REQUIRED WORK: Convert the stretch of the records from the line containing "y-axis-label: 非労働力参加率（%） xyxy=(19,351,53,640)" through the line containing "data-point xyxy=(926,419,942,435)", both included, into a Markdown table. Use the columns Row and Entry, with a row number in Row and the line in Entry, and leave out any blank lines.

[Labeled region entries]
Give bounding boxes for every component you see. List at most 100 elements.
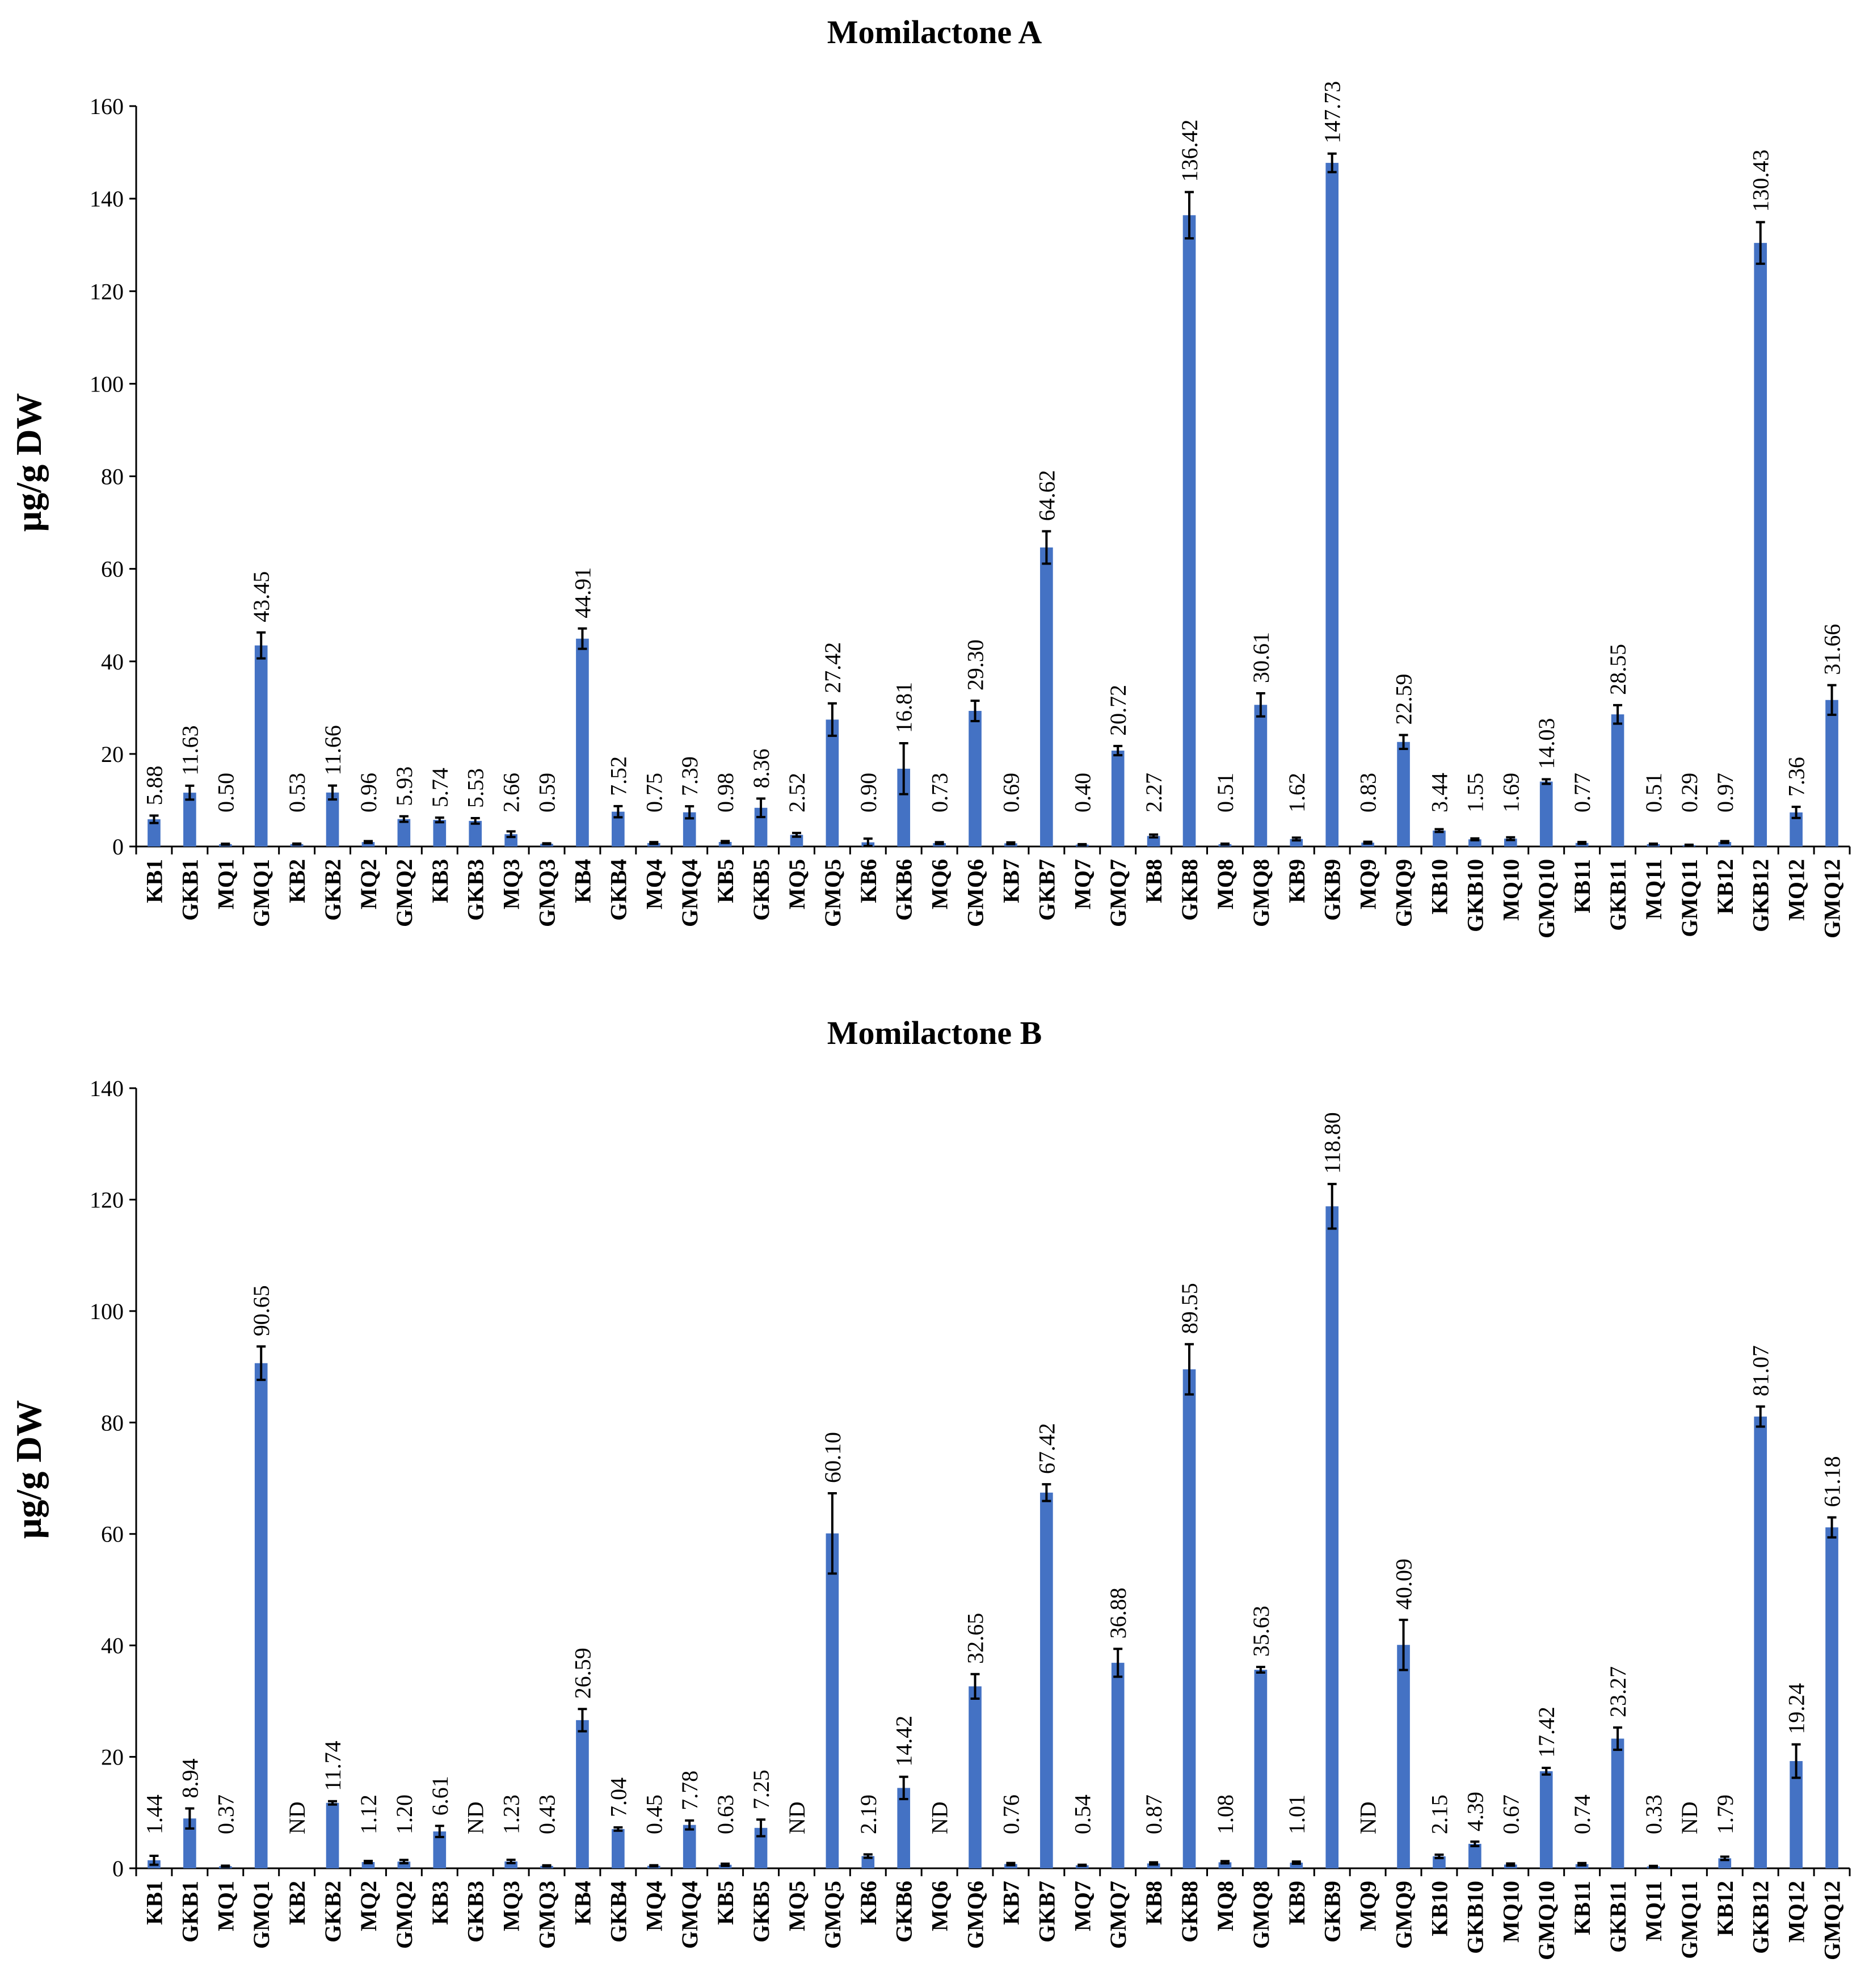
x-tick-label: GMQ9 [1391, 1881, 1417, 1949]
x-tick-label: KB6 [856, 1881, 881, 1925]
chart-title: Momilactone A [827, 14, 1042, 50]
data-label: 0.67 [1498, 1795, 1523, 1834]
data-label: 0.63 [713, 1795, 738, 1834]
x-tick-label: MQ12 [1784, 1881, 1809, 1943]
bar [897, 768, 911, 846]
x-tick-label: GMQ7 [1105, 1881, 1131, 1949]
bar [1433, 830, 1446, 846]
x-tick-label: GMQ5 [820, 1881, 845, 1949]
data-label: 11.66 [320, 725, 346, 776]
x-tick-label: MQ9 [1356, 859, 1381, 909]
data-label: ND [784, 1801, 810, 1834]
data-label: ND [927, 1801, 953, 1834]
bar [433, 820, 447, 846]
x-tick-label: MQ10 [1498, 1881, 1523, 1943]
bar [718, 842, 732, 846]
x-tick-label: GMQ9 [1391, 859, 1417, 927]
data-label: 2.19 [856, 1795, 881, 1834]
bar [1254, 1670, 1268, 1868]
y-tick-label: 20 [101, 742, 124, 767]
data-label: 1.44 [141, 1795, 167, 1834]
x-tick-label: GKB7 [1034, 1881, 1059, 1943]
data-label: 11.63 [177, 725, 203, 776]
x-tick-label: KB4 [570, 1881, 595, 1925]
x-tick-label: GKB11 [1605, 859, 1631, 931]
bar [397, 1861, 411, 1868]
x-tick-label: MQ9 [1356, 1881, 1381, 1931]
bar [1325, 163, 1339, 847]
y-tick-label: 80 [101, 464, 124, 490]
x-tick-label: MQ3 [499, 1881, 524, 1931]
data-label: 130.43 [1748, 149, 1774, 212]
bar [1111, 1662, 1125, 1868]
data-label: 136.42 [1177, 120, 1202, 182]
data-label: 5.74 [427, 768, 453, 807]
data-label: 0.45 [641, 1795, 667, 1834]
x-tick-label: GKB8 [1177, 1881, 1202, 1943]
x-tick-label: GMQ3 [534, 1881, 560, 1949]
x-tick-label: MQ10 [1498, 859, 1523, 921]
y-axis-label: µg/g DW [9, 393, 49, 532]
x-tick-label: GMQ11 [1677, 859, 1702, 937]
x-tick-label: KB5 [713, 859, 738, 903]
data-label: 0.51 [1641, 773, 1666, 812]
bar [1182, 215, 1196, 847]
data-label: 28.55 [1605, 644, 1631, 695]
bar [1147, 1863, 1160, 1868]
bar [826, 1533, 839, 1868]
data-label: 7.36 [1784, 757, 1809, 797]
x-tick-label: MQ11 [1641, 1881, 1666, 1941]
data-label: 5.88 [141, 766, 167, 806]
data-label: 2.66 [499, 773, 524, 812]
data-label: 29.30 [963, 639, 988, 690]
x-tick-label: GKB9 [1320, 859, 1345, 921]
data-label: 14.42 [891, 1716, 917, 1767]
x-tick-label: KB7 [998, 859, 1024, 903]
x-tick-label: MQ1 [213, 859, 238, 909]
data-label: 0.83 [1356, 773, 1381, 812]
data-label: 26.59 [570, 1648, 595, 1699]
data-label: 36.88 [1105, 1587, 1131, 1639]
bar [1825, 700, 1838, 846]
data-label: 0.37 [213, 1795, 238, 1834]
data-label: 0.75 [641, 773, 667, 812]
data-label: ND [1677, 1801, 1702, 1834]
x-tick-label: MQ3 [499, 859, 524, 909]
x-tick-label: GKB6 [891, 1881, 917, 1943]
bar [361, 842, 375, 846]
chart-title: Momilactone B [827, 1014, 1042, 1051]
bar [1433, 1856, 1446, 1868]
x-tick-label: GKB5 [748, 1881, 774, 1943]
bar [1611, 714, 1624, 846]
x-tick-label: GMQ2 [392, 859, 417, 927]
data-label: 1.69 [1498, 773, 1523, 812]
data-label: 0.76 [998, 1795, 1024, 1834]
data-label: 1.20 [392, 1795, 417, 1834]
data-label: 1.55 [1462, 773, 1488, 812]
x-tick-label: MQ4 [641, 859, 667, 909]
data-label: 60.10 [820, 1432, 845, 1483]
bar [754, 1827, 768, 1868]
x-tick-label: GMQ8 [1248, 859, 1274, 927]
data-label: 0.74 [1569, 1795, 1595, 1834]
y-tick-label: 60 [101, 1522, 124, 1547]
data-label: 6.61 [427, 1776, 453, 1816]
x-tick-label: KB10 [1426, 1881, 1452, 1936]
x-tick-label: GKB3 [463, 859, 489, 921]
data-label: 32.65 [963, 1613, 988, 1664]
x-tick-label: KB11 [1569, 859, 1595, 913]
data-label: 23.27 [1605, 1666, 1631, 1717]
data-label: 11.74 [320, 1741, 346, 1791]
x-tick-label: KB7 [998, 1881, 1024, 1925]
x-tick-label: GKB2 [320, 859, 346, 921]
x-tick-label: GKB1 [177, 1881, 203, 1943]
data-label: 90.65 [249, 1285, 274, 1336]
bar [576, 1720, 589, 1868]
data-label: 0.98 [713, 773, 738, 812]
bar [469, 820, 482, 846]
data-label: 7.78 [677, 1771, 702, 1810]
data-label: 64.62 [1034, 470, 1059, 521]
x-tick-label: KB2 [284, 859, 310, 903]
x-tick-label: MQ12 [1784, 859, 1809, 921]
y-tick-label: 100 [90, 1299, 124, 1324]
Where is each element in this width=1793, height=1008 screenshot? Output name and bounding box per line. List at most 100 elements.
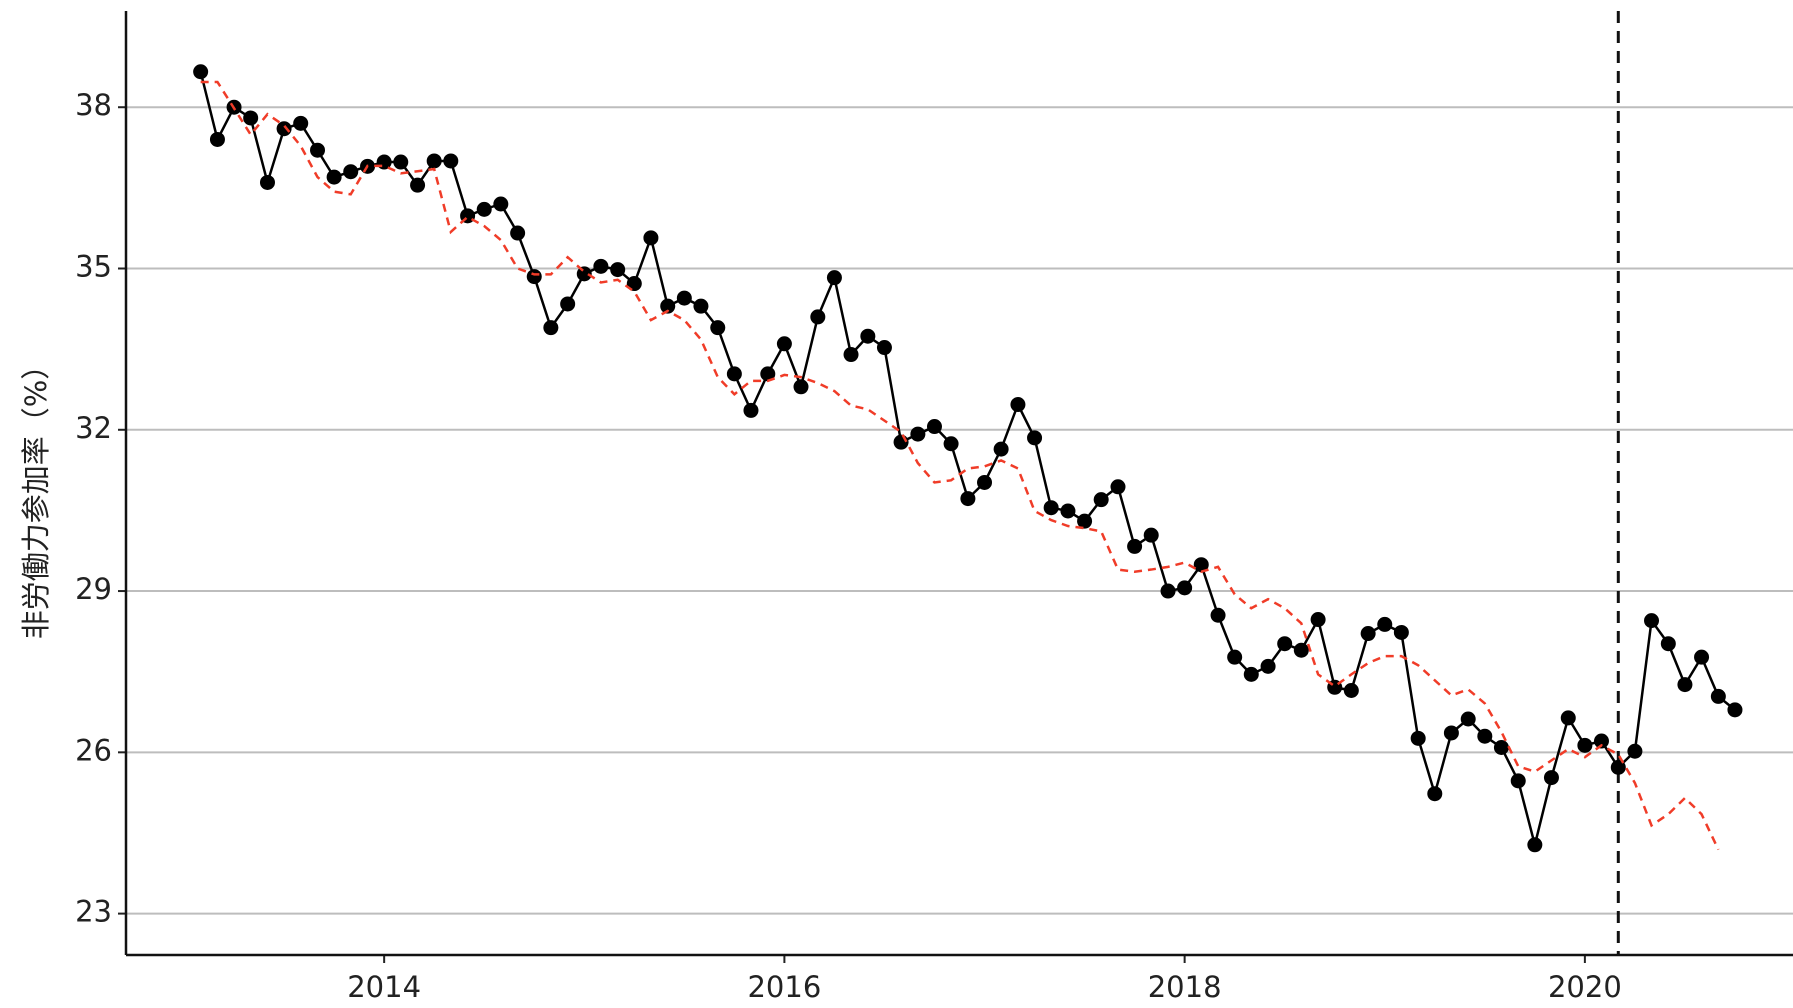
y-axis-label: 非労働力参加率（%） xyxy=(19,351,53,640)
data-point xyxy=(193,64,209,80)
data-point xyxy=(293,115,309,131)
data-point xyxy=(1260,658,1276,674)
y-tick-label: 32 xyxy=(75,411,112,445)
data-point xyxy=(1627,743,1643,759)
data-point xyxy=(1093,492,1109,508)
y-tick-label: 29 xyxy=(75,572,112,606)
data-point xyxy=(1694,649,1710,665)
data-point xyxy=(259,174,275,190)
data-point xyxy=(710,320,726,336)
data-point xyxy=(810,309,826,325)
data-point xyxy=(560,296,576,312)
data-point xyxy=(1160,583,1176,599)
data-point xyxy=(410,177,426,193)
data-point xyxy=(1377,616,1393,632)
data-point xyxy=(1460,711,1476,727)
data-point xyxy=(443,153,459,169)
data-point xyxy=(1193,557,1209,573)
data-point xyxy=(393,154,409,170)
x-tick-label: 2016 xyxy=(747,970,821,1004)
series-line xyxy=(200,80,1720,851)
data-point xyxy=(1677,677,1693,693)
x-tick-label: 2018 xyxy=(1148,970,1222,1004)
data-point xyxy=(526,269,542,285)
data-point xyxy=(1027,430,1043,446)
data-point xyxy=(643,230,659,246)
data-point xyxy=(993,441,1009,457)
data-point xyxy=(1510,773,1526,789)
data-point xyxy=(693,298,709,314)
data-point xyxy=(1310,612,1326,628)
data-point xyxy=(876,340,892,356)
data-point xyxy=(826,270,842,286)
series-line xyxy=(199,71,1736,846)
y-tick-label: 23 xyxy=(75,895,112,929)
data-point xyxy=(326,169,342,185)
data-point xyxy=(626,276,642,292)
data-point xyxy=(676,290,692,306)
data-point xyxy=(593,258,609,274)
data-point xyxy=(1660,636,1676,652)
data-point xyxy=(1077,513,1093,529)
data-point xyxy=(793,379,809,395)
data-point xyxy=(1644,613,1660,629)
data-point xyxy=(476,201,492,217)
data-point xyxy=(1477,728,1493,744)
data-point xyxy=(426,153,442,169)
data-point xyxy=(1560,710,1576,726)
data-point xyxy=(510,225,526,241)
data-point xyxy=(576,266,592,282)
x-tick-label: 2020 xyxy=(1548,970,1622,1004)
data-point xyxy=(1210,607,1226,623)
data-point xyxy=(926,419,942,435)
data-point xyxy=(776,336,792,352)
data-point xyxy=(1727,702,1743,718)
y-tick-label: 35 xyxy=(75,250,112,284)
y-tick-label: 26 xyxy=(75,733,112,767)
data-point xyxy=(1360,626,1376,642)
data-point xyxy=(1493,739,1509,755)
data-point xyxy=(493,196,509,212)
data-point xyxy=(1443,725,1459,741)
data-point xyxy=(543,320,559,336)
x-tick-label: 2014 xyxy=(347,970,421,1004)
data-point xyxy=(843,347,859,363)
data-point xyxy=(1043,500,1059,516)
data-point xyxy=(760,366,776,382)
data-point xyxy=(1010,397,1026,413)
data-point xyxy=(1143,527,1159,543)
data-point xyxy=(1410,730,1426,746)
data-point xyxy=(743,402,759,418)
data-point xyxy=(977,474,993,490)
data-point xyxy=(1710,688,1726,704)
data-point xyxy=(1227,649,1243,665)
data-point xyxy=(726,366,742,382)
data-point xyxy=(910,426,926,442)
data-point xyxy=(1177,580,1193,596)
data-point xyxy=(1127,538,1143,554)
data-point xyxy=(1293,642,1309,658)
data-point xyxy=(943,436,959,452)
data-point xyxy=(1610,759,1626,775)
data-point xyxy=(1393,624,1409,640)
y-tick-label: 38 xyxy=(75,88,112,122)
data-point xyxy=(660,298,676,314)
data-point xyxy=(343,164,359,180)
data-point xyxy=(610,262,626,278)
data-point xyxy=(1543,770,1559,786)
data-point xyxy=(1277,636,1293,652)
data-point xyxy=(960,491,976,507)
data-point xyxy=(310,142,326,158)
data-point xyxy=(1427,786,1443,802)
data-point xyxy=(1243,666,1259,682)
data-point xyxy=(1527,837,1543,853)
data-point xyxy=(1060,503,1076,519)
data-point xyxy=(1593,733,1609,749)
data-point xyxy=(276,121,292,137)
data-point xyxy=(1110,479,1126,495)
data-point xyxy=(893,434,909,450)
data-point xyxy=(1343,683,1359,699)
data-point xyxy=(1577,737,1593,753)
data-point xyxy=(860,328,876,344)
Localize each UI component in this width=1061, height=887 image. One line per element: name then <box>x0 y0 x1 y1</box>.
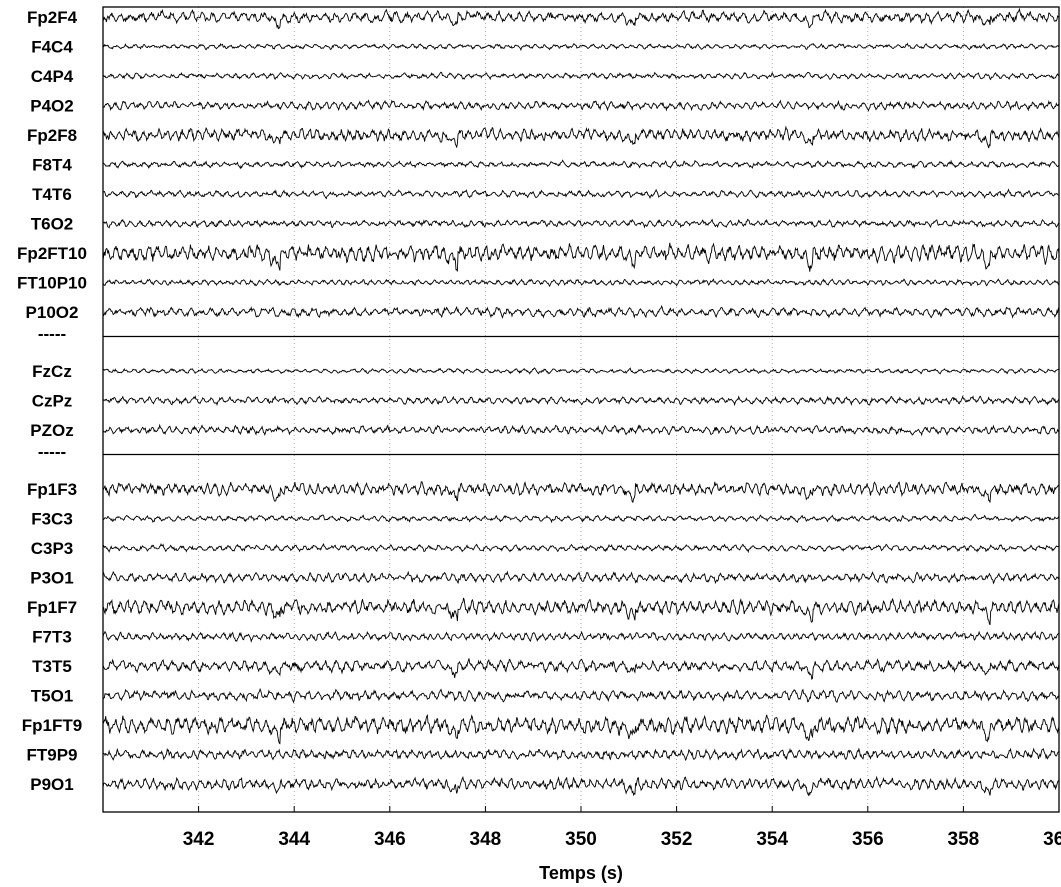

SOLUTION:
| Row | Entry |
|---|---|
| 1 | y-axis-label: 非労働力参加率（%） xyxy=(19,351,53,640) |
| 2 | data-point xyxy=(193,64,209,80) |
| 3 | data-point xyxy=(293,115,309,131) |
| 4 | data-point xyxy=(1260,658,1276,674) |
| 5 | y-tick-label: 32 xyxy=(75,411,112,445) |
| 6 | data-point xyxy=(1627,743,1643,759) |
| 7 | data-point xyxy=(1093,492,1109,508) |
| 8 | y-tick-label: 29 xyxy=(75,572,112,606) |
| 9 | data-point xyxy=(1694,649,1710,665) |
| 10 | data-point xyxy=(259,174,275,190) |
| 11 | data-point xyxy=(710,320,726,336) |
| 12 | data-point xyxy=(810,309,826,325) |
| 13 | data-point xyxy=(560,296,576,312) |
| 14 | data-point xyxy=(1160,583,1176,599) |
| 15 | data-point xyxy=(410,177,426,193) |
| 16 | data-point xyxy=(1377,616,1393,632) |
| 17 | data-point xyxy=(1460,711,1476,727) |
| 18 | data-point xyxy=(443,153,459,169) |
| 19 | data-point xyxy=(1193,557,1209,573) |
| 20 | data-point xyxy=(393,154,409,170) |
| 21 | x-tick-label: 2016 xyxy=(747,970,821,1004) |
| 22 | series-line xyxy=(200,80,1720,851) |
| 23 | data-point xyxy=(1677,677,1693,693) |
| 24 | x-tick-label: 2018 xyxy=(1148,970,1222,1004) |
| 25 | data-point xyxy=(526,269,542,285) |
| 26 | data-point xyxy=(1027,430,1043,446) |
| 27 | data-point xyxy=(643,230,659,246) |
| 28 | data-point xyxy=(993,441,1009,457) |
| 29 | data-point xyxy=(1510,773,1526,789) |
| 30 | data-point xyxy=(693,298,709,314) |
| 31 | data-point xyxy=(1310,612,1326,628) |
| 32 | data-point xyxy=(876,340,892,356) |
| 33 | data-point xyxy=(826,270,842,286) |
| 34 | series-line xyxy=(199,71,1736,846) |
| 35 | y-tick-label: 23 xyxy=(75,895,112,929) |
| 36 | data-point xyxy=(326,169,342,185) |
| 37 | data-point xyxy=(626,276,642,292) |
| 38 | data-point xyxy=(676,290,692,306) |
| 39 | data-point xyxy=(593,258,609,274) |
| 40 | data-point xyxy=(1660,636,1676,652) |
| 41 | data-point xyxy=(1077,513,1093,529) |
| 42 | data-point xyxy=(793,379,809,395) |
| 43 | data-point xyxy=(1644,613,1660,629) |
| 44 | data-point xyxy=(476,201,492,217) |
| 45 | data-point xyxy=(1477,728,1493,744) |
| 46 | data-point xyxy=(426,153,442,169) |
| 47 | data-point xyxy=(1560,710,1576,726) |
| 48 | data-point xyxy=(510,225,526,241) |
| 49 | data-point xyxy=(576,266,592,282) |
| 50 | x-tick-label: 2020 xyxy=(1548,970,1622,1004) |
| 51 | data-point xyxy=(1210,607,1226,623) |
| 52 | data-point xyxy=(926,419,942,435) |